Given problem:
Show each line of the data below that has the string "discipline" in it.

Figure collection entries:
********************

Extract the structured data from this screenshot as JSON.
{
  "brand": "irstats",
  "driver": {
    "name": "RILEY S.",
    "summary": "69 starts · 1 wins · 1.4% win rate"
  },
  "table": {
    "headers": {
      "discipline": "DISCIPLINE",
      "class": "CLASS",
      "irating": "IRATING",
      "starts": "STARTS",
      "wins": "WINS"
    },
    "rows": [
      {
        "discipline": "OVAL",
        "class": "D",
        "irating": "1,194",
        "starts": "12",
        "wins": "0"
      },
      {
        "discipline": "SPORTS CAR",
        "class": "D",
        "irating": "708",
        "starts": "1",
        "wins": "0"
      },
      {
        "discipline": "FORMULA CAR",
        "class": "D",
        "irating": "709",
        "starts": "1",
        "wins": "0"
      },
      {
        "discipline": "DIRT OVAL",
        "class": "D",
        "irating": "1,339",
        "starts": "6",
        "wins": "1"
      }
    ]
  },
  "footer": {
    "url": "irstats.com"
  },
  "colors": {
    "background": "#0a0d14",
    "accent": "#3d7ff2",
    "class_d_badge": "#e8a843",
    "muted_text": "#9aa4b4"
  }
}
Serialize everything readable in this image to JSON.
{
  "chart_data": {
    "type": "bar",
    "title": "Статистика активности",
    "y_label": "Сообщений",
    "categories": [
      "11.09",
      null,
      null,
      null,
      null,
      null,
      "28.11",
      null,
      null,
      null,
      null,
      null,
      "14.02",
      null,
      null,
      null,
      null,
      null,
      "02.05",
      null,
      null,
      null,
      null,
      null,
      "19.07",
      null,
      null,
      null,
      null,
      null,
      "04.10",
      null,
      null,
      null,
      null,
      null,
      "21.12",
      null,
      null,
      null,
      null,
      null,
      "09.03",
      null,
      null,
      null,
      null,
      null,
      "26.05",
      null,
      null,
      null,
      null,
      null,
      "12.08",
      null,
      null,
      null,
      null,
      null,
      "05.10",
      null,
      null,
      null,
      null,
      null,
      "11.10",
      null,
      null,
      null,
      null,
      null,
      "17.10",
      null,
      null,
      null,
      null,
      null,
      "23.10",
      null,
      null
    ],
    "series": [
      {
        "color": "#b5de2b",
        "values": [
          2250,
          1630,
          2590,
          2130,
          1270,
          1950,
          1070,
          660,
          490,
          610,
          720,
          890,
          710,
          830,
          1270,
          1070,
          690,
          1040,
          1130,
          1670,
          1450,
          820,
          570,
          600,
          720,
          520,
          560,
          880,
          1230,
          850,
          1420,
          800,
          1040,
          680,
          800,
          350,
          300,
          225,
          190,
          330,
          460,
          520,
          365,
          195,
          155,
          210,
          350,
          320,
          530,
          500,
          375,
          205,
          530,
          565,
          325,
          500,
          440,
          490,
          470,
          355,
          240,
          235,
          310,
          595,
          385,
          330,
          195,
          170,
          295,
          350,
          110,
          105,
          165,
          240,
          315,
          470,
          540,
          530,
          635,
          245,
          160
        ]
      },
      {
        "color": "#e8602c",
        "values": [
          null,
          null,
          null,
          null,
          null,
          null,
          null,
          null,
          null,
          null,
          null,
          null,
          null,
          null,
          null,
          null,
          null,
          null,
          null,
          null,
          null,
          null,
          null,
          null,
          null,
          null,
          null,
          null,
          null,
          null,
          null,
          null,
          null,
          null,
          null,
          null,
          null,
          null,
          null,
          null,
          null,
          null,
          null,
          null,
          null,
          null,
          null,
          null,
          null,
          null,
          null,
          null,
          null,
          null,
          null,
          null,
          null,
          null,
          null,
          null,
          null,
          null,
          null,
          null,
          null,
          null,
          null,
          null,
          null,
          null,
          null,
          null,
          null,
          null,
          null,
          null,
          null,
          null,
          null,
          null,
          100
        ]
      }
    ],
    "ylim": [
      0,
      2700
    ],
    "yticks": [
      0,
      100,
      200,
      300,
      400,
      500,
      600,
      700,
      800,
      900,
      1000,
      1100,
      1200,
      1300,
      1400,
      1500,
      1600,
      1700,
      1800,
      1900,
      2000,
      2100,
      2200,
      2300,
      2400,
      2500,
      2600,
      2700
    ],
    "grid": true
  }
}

********************

Solution below:
      "discipline": "DISCIPLINE",
        "discipline": "OVAL",
        "discipline": "SPORTS CAR",
        "discipline": "FORMULA CAR",
        "discipline": "DIRT OVAL",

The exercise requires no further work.